Dataset records:

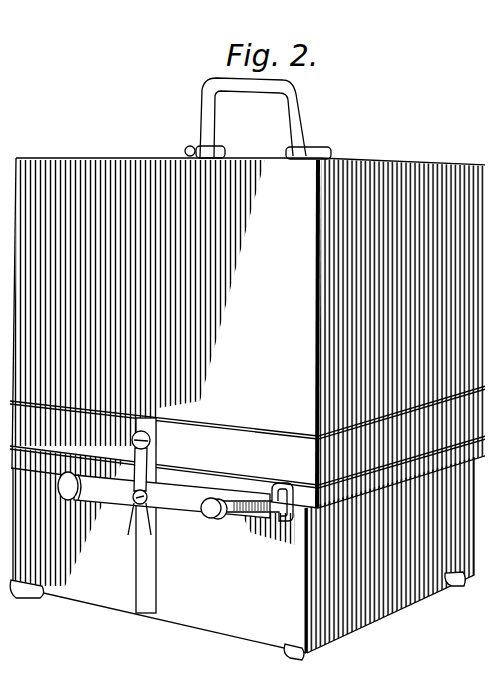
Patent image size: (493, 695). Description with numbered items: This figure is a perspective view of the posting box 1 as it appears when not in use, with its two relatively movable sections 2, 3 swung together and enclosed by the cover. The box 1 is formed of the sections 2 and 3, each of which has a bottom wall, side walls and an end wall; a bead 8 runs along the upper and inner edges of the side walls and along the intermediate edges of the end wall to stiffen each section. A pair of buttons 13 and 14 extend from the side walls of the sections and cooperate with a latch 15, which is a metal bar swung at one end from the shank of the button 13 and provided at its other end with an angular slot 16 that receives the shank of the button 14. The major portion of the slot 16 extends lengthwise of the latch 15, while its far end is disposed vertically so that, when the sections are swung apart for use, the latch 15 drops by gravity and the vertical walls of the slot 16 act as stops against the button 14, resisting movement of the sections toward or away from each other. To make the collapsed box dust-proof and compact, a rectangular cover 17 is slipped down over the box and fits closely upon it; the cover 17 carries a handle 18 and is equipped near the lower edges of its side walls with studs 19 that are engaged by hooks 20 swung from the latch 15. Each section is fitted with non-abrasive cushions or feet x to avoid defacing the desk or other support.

The box 1 is at (462, 495).
The box section 2 is at (216, 610).
The box section 3 is at (88, 590).
The bead 8 is at (148, 543).
The button 13 is at (50, 493).
The button 14 is at (208, 490).
The latch 15 is at (172, 496).
The angular slot 16 is at (240, 512).
The cover 17 is at (369, 152).
The handle 18 is at (288, 80).
The stud 19 is at (142, 434).
The hook 20 is at (112, 497).
The feet x is at (290, 652).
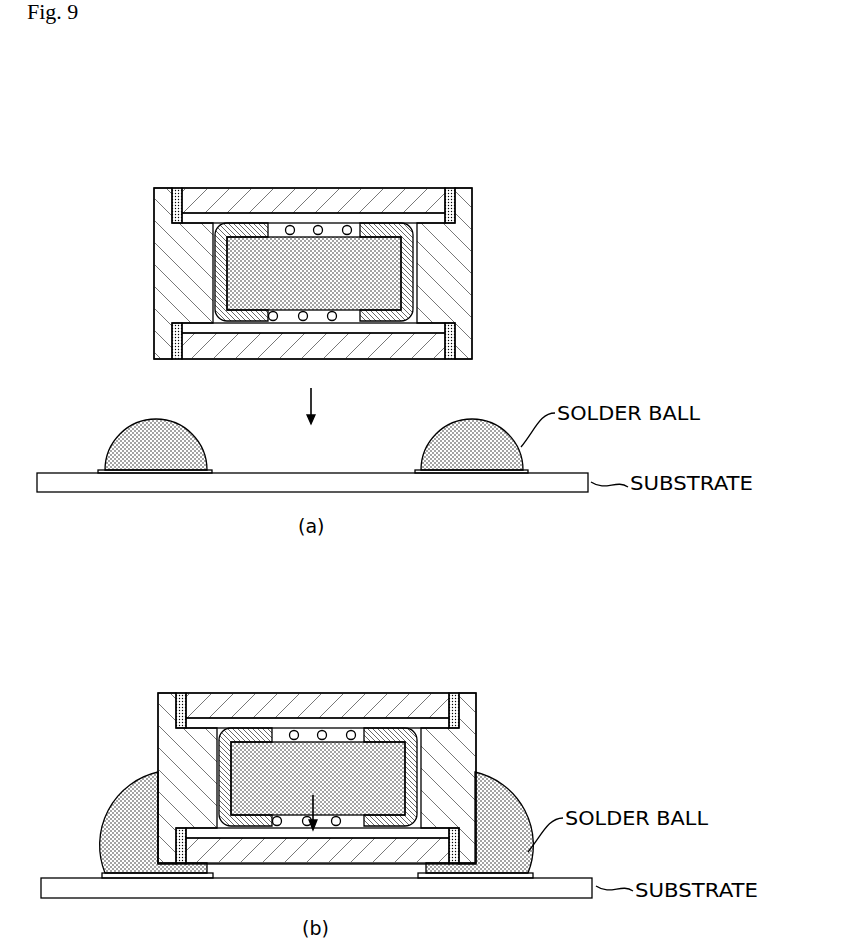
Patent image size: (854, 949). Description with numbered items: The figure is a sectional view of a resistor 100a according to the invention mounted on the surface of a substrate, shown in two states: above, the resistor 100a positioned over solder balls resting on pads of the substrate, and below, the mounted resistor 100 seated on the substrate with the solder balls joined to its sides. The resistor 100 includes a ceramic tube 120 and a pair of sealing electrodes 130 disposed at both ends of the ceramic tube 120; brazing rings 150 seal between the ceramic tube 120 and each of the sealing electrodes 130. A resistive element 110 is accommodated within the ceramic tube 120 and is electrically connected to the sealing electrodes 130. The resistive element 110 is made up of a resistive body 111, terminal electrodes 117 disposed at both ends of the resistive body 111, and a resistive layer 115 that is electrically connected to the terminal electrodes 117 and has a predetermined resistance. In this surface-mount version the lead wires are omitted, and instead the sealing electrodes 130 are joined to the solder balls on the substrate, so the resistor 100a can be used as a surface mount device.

The resistor 100a is at (213, 68).
The resistor 100 is at (203, 572).
The resistive element 110 is at (316, 464).
The resistive body 111 is at (268, 223).
The resistive layer 115 is at (317, 235).
The terminal electrodes 117 is at (367, 223).
The ceramic tube 120 is at (200, 187).
The sealing electrodes 130 is at (465, 237).
The brazing rings 150 is at (450, 187).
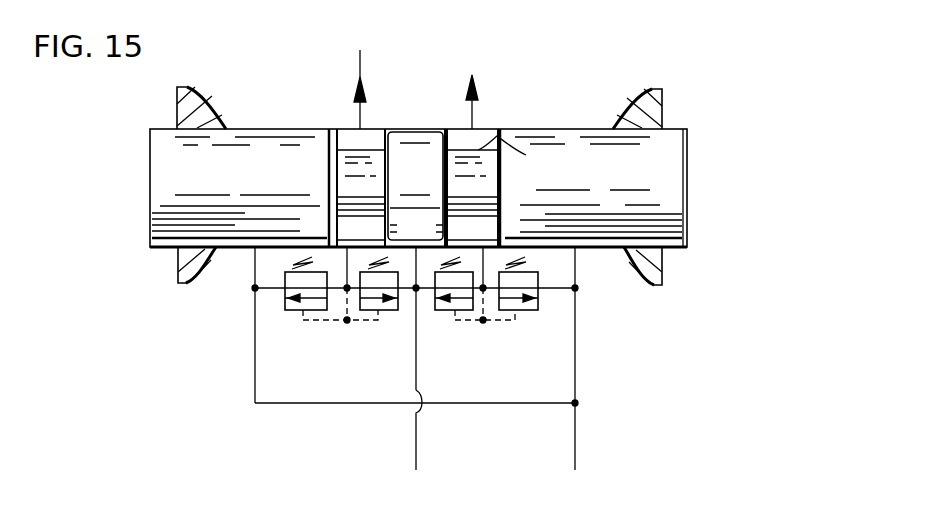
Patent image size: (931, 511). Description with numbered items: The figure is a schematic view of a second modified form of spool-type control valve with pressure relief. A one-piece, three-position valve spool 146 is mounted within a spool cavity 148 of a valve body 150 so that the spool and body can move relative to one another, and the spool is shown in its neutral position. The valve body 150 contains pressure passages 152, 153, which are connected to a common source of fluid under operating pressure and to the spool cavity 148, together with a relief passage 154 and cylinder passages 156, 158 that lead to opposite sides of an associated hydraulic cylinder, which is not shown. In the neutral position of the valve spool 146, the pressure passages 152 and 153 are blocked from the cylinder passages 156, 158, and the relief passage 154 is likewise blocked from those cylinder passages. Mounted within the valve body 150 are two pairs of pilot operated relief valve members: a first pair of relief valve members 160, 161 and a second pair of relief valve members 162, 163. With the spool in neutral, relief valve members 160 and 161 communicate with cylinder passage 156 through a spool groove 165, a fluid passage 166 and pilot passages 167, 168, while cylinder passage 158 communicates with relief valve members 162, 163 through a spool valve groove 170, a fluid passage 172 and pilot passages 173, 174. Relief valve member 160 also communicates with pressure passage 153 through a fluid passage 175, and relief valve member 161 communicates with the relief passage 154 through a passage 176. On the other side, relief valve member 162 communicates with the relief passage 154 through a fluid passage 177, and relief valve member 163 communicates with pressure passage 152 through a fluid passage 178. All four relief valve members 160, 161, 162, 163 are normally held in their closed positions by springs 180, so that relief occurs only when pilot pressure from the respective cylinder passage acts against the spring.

The valve spool 146 is at (150, 185).
The spool cavity 148 is at (175, 247).
The valve body 150 is at (178, 275).
The pressure passage 152 is at (577, 380).
The pressure passage 153 is at (255, 370).
The relief passage 154 is at (418, 340).
The cylinder passage 156 is at (364, 88).
The cylinder passage 158 is at (476, 88).
The relief valve member 160 is at (289, 312).
The relief valve member 161 is at (392, 312).
The relief valve member 162 is at (468, 311).
The relief valve member 163 is at (540, 312).
The spool groove 165 is at (350, 150).
The fluid passage 166 is at (345, 265).
The pilot passage 167 is at (322, 321).
The pilot passage 168 is at (360, 322).
The spool valve groove 170 is at (520, 151).
The fluid passage 172 is at (483, 263).
The pilot passage 173 is at (466, 322).
The pilot passage 174 is at (517, 322).
The fluid passage 175 is at (256, 292).
The passage 176 is at (406, 273).
The fluid passage 177 is at (436, 270).
The fluid passage 178 is at (577, 287).
The springs 180 is at (300, 262).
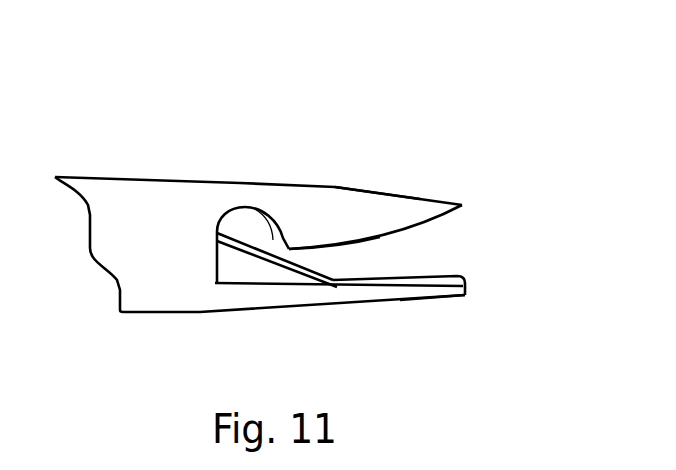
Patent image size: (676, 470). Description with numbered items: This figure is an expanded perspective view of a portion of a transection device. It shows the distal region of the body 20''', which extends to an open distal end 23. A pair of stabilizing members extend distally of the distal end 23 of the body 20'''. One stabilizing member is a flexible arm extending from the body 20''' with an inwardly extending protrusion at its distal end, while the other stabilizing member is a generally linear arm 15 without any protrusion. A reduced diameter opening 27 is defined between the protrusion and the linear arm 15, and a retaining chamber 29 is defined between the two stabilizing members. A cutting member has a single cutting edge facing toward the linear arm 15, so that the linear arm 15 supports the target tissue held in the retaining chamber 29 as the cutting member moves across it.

The body 20''' is at (260, 168).
The retaining chamber 29 is at (245, 222).
The reduced diameter opening 27 is at (448, 249).
The distal end 23 is at (218, 262).
The linear arm 15 is at (410, 295).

THE PROBLEM: Reproduce all of the data above word for word, omitting the pictures.

WRITTEN REPLY:
Patent image size: (493, 695). Description with numbered items: This figure is a perspective view of the posting box 1 as it appears when not in use, with its two relatively movable sections 2, 3 swung together and enclosed by the cover. The box 1 is formed of the sections 2 and 3, each of which has a bottom wall, side walls and an end wall; a bead 8 runs along the upper and inner edges of the side walls and along the intermediate edges of the end wall to stiffen each section. A pair of buttons 13 and 14 extend from the side walls of the sections and cooperate with a latch 15, which is a metal bar swung at one end from the shank of the button 13 and provided at its other end with an angular slot 16 that receives the shank of the button 14. The major portion of the slot 16 extends lengthwise of the latch 15, while its far end is disposed vertically so that, when the sections are swung apart for use, the latch 15 drops by gravity and the vertical walls of the slot 16 act as stops against the button 14, resisting movement of the sections toward or away from each other. To make the collapsed box dust-proof and compact, a rectangular cover 17 is slipped down over the box and fits closely upon it; the cover 17 carries a handle 18 and is equipped near the lower edges of its side walls with studs 19 that are engaged by hooks 20 swung from the latch 15. Each section is fitted with non-abrasive cushions or feet x to avoid defacing the desk or other support.

The box 1 is at (462, 495).
The box section 2 is at (216, 610).
The box section 3 is at (88, 590).
The bead 8 is at (148, 543).
The button 13 is at (50, 493).
The button 14 is at (208, 490).
The latch 15 is at (172, 496).
The angular slot 16 is at (240, 512).
The cover 17 is at (369, 152).
The handle 18 is at (288, 80).
The stud 19 is at (142, 434).
The hook 20 is at (112, 497).
The feet x is at (290, 652).
Patent image size: (854, 949). Description with numbered items: The figure is a sectional view of a resistor 100a according to the invention mounted on the surface of a substrate, shown in two states: above, the resistor 100a positioned over solder balls resting on pads of the substrate, and below, the mounted resistor 100 seated on the substrate with the solder balls joined to its sides. The resistor 100 includes a ceramic tube 120 and a pair of sealing electrodes 130 disposed at both ends of the ceramic tube 120; brazing rings 150 seal between the ceramic tube 120 and each of the sealing electrodes 130. A resistive element 110 is accommodated within the ceramic tube 120 and is electrically connected to the sealing electrodes 130. The resistive element 110 is made up of a resistive body 111, terminal electrodes 117 disposed at both ends of the resistive body 111, and a resistive layer 115 that is electrically connected to the terminal electrodes 117 and has a predetermined resistance. In this surface-mount version the lead wires are omitted, and instead the sealing electrodes 130 are joined to the solder balls on the substrate, so the resistor 100a can be used as a surface mount device.

The resistor 100a is at (213, 68).
The resistor 100 is at (203, 572).
The resistive element 110 is at (316, 464).
The resistive body 111 is at (268, 223).
The resistive layer 115 is at (317, 235).
The terminal electrodes 117 is at (367, 223).
The ceramic tube 120 is at (200, 187).
The sealing electrodes 130 is at (465, 237).
The brazing rings 150 is at (450, 187).
Patent image size: (931, 511). Description with numbered items: The figure is a schematic view of a second modified form of spool-type control valve with pressure relief. A one-piece, three-position valve spool 146 is mounted within a spool cavity 148 of a valve body 150 so that the spool and body can move relative to one another, and the spool is shown in its neutral position. The valve body 150 contains pressure passages 152, 153, which are connected to a common source of fluid under operating pressure and to the spool cavity 148, together with a relief passage 154 and cylinder passages 156, 158 that lead to opposite sides of an associated hydraulic cylinder, which is not shown. In the neutral position of the valve spool 146, the pressure passages 152 and 153 are blocked from the cylinder passages 156, 158, and the relief passage 154 is likewise blocked from those cylinder passages. Mounted within the valve body 150 are two pairs of pilot operated relief valve members: a first pair of relief valve members 160, 161 and a second pair of relief valve members 162, 163. With the spool in neutral, relief valve members 160 and 161 communicate with cylinder passage 156 through a spool groove 165, a fluid passage 166 and pilot passages 167, 168, while cylinder passage 158 communicates with relief valve members 162, 163 through a spool valve groove 170, a fluid passage 172 and pilot passages 173, 174. Relief valve member 160 also communicates with pressure passage 153 through a fluid passage 175, and relief valve member 161 communicates with the relief passage 154 through a passage 176. On the other side, relief valve member 162 communicates with the relief passage 154 through a fluid passage 177, and relief valve member 163 communicates with pressure passage 152 through a fluid passage 178. All four relief valve members 160, 161, 162, 163 are normally held in their closed positions by springs 180, so that relief occurs only when pilot pressure from the respective cylinder passage acts against the spring.

The valve spool 146 is at (150, 185).
The spool cavity 148 is at (175, 247).
The valve body 150 is at (178, 275).
The pressure passage 152 is at (577, 380).
The pressure passage 153 is at (255, 370).
The relief passage 154 is at (418, 340).
The cylinder passage 156 is at (364, 88).
The cylinder passage 158 is at (476, 88).
The relief valve member 160 is at (289, 312).
The relief valve member 161 is at (392, 312).
The relief valve member 162 is at (468, 311).
The relief valve member 163 is at (540, 312).
The spool groove 165 is at (350, 150).
The fluid passage 166 is at (345, 265).
The pilot passage 167 is at (322, 321).
The pilot passage 168 is at (360, 322).
The spool valve groove 170 is at (520, 151).
The fluid passage 172 is at (483, 263).
The pilot passage 173 is at (466, 322).
The pilot passage 174 is at (517, 322).
The fluid passage 175 is at (256, 292).
The passage 176 is at (406, 273).
The fluid passage 177 is at (436, 270).
The fluid passage 178 is at (577, 287).
The springs 180 is at (300, 262).
Patent image size: (676, 470). Description with numbered items: This figure is an expanded perspective view of a portion of a transection device. It shows the distal region of the body 20''', which extends to an open distal end 23. A pair of stabilizing members extend distally of the distal end 23 of the body 20'''. One stabilizing member is a flexible arm extending from the body 20''' with an inwardly extending protrusion at its distal end, while the other stabilizing member is a generally linear arm 15 without any protrusion. A reduced diameter opening 27 is defined between the protrusion and the linear arm 15, and a retaining chamber 29 is defined between the two stabilizing members. A cutting member has a single cutting edge facing toward the linear arm 15, so that the linear arm 15 supports the target tissue held in the retaining chamber 29 as the cutting member moves across it.

The body 20''' is at (260, 168).
The retaining chamber 29 is at (245, 222).
The reduced diameter opening 27 is at (448, 249).
The distal end 23 is at (218, 262).
The linear arm 15 is at (410, 295).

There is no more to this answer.